EXERCISE PROMPT
Restate the full set of records exactly, word for word.
* Begin *
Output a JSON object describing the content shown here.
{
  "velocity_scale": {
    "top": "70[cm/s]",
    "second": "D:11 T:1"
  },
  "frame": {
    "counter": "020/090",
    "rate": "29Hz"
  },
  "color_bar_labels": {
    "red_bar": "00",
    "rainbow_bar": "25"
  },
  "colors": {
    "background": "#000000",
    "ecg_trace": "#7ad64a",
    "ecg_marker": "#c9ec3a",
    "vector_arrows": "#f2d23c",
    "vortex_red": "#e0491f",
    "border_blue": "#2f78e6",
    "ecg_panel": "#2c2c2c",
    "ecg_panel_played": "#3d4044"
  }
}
* End *
RESULT
Output a JSON object describing the content shown here.
{
  "velocity_scale": {
    "top": "70[cm/s]",
    "second": "D:11 T:1"
  },
  "frame": {
    "counter": "020/090",
    "rate": "29Hz"
  },
  "color_bar_labels": {
    "red_bar": "00",
    "rainbow_bar": "25"
  },
  "colors": {
    "background": "#000000",
    "ecg_trace": "#7ad64a",
    "ecg_marker": "#c9ec3a",
    "vector_arrows": "#f2d23c",
    "vortex_red": "#e0491f",
    "border_blue": "#2f78e6",
    "ecg_panel": "#2c2c2c",
    "ecg_panel_played": "#3d4044"
  }
}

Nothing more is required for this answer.